GIVEN EXERCISE :: Transcribe the material exactly. Images do not belong in the copy.

- - -

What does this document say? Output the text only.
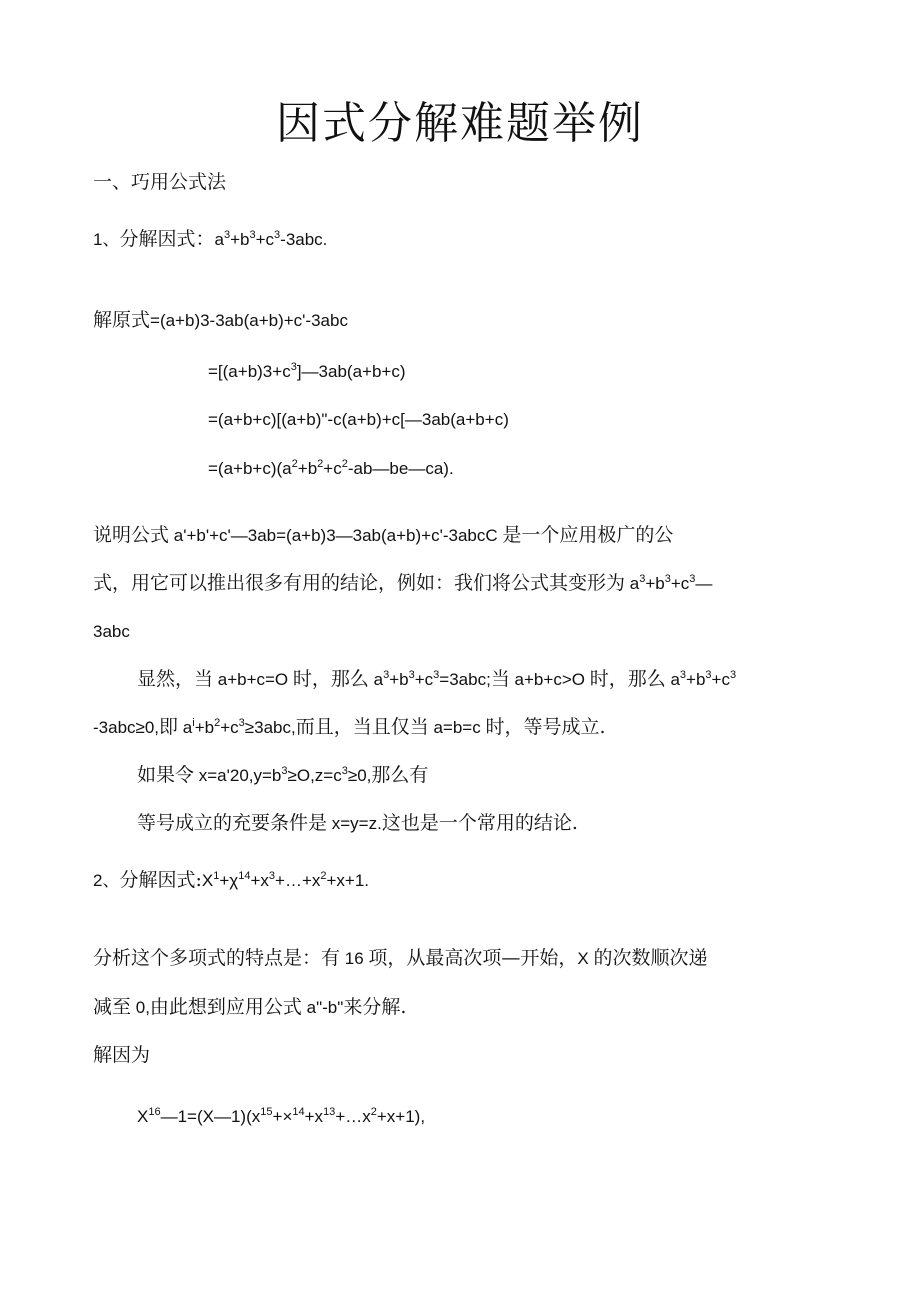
因式分解难题举例
一、巧用公式法
1、分解因式：$a^3+b^3+c^3-3abc$.
解原式=(a+b)3-3ab(a+b)+c'-3abc
$=[(a+b)3+c^3]—3ab(a+b+c)$
=(a+b+c)[(a+b)"-c(a+b)+c[—3ab(a+b+c)
$=(a+b+c)(a^2+b^2+c^2-ab—be—ca)$.
说明公式 a'+b'+c'—3ab=(a+b)3—3ab(a+b)+c'-3abcC 是一个应用极广的公
式，用它可以推出很多有用的结论，例如：我们将公式其变形为 $a^3+b^3+c^3—$
3abc
显然，当 a+b+c=O 时，那么 $a^3+b^3+c^3=3abc$;当 a+b+c>O 时，那么 $a^3+b^3+c^3$
-3abc≥0,即 $a^i+b^2+c^3\ge 3abc$,而且，当且仅当 a=b=c 时，等号成立.
如果令 $x=a'20,y=b^3\ge O,z=c^3\ge 0$,那么有
等号成立的充要条件是 x=y=z.这也是一个常用的结论.
2、分解因式$:X^1+\chi^{14}+x^3+\dots+x^2+x+1$.
分析这个多项式的特点是：有 16 项，从最高次项—开始，X 的次数顺次递
减至 0,由此想到应用公式 a"-b"来分解.
解因为
$X^{16}—1=(X—1)(x^{15}+\times^{14}+x^{13}+\dots x^2+x+1)$,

- - -

SOLUTION ::
What does this document say? Output the text only.
因式分解难题举例
一、巧用公式法
1、分解因式：$a^3+b^3+c^3-3abc$.
解原式=(a+b)3-3ab(a+b)+c'-3abc
$=[(a+b)3+c^3]—3ab(a+b+c)$
=(a+b+c)[(a+b)"-c(a+b)+c[—3ab(a+b+c)
$=(a+b+c)(a^2+b^2+c^2-ab—be—ca)$.
说明公式 a'+b'+c'—3ab=(a+b)3—3ab(a+b)+c'-3abcC 是一个应用极广的公
式，用它可以推出很多有用的结论，例如：我们将公式其变形为 $a^3+b^3+c^3—$
3abc
显然，当 a+b+c=O 时，那么 $a^3+b^3+c^3=3abc$;当 a+b+c>O 时，那么 $a^3+b^3+c^3$
-3abc≥0,即 $a^i+b^2+c^3\ge 3abc$,而且，当且仅当 a=b=c 时，等号成立.
如果令 $x=a'20,y=b^3\ge O,z=c^3\ge 0$,那么有
等号成立的充要条件是 x=y=z.这也是一个常用的结论.
2、分解因式$:X^1+\chi^{14}+x^3+\dots+x^2+x+1$.
分析这个多项式的特点是：有 16 项，从最高次项—开始，X 的次数顺次递
减至 0,由此想到应用公式 a"-b"来分解.
解因为
$X^{16}—1=(X—1)(x^{15}+\times^{14}+x^{13}+\dots x^2+x+1)$,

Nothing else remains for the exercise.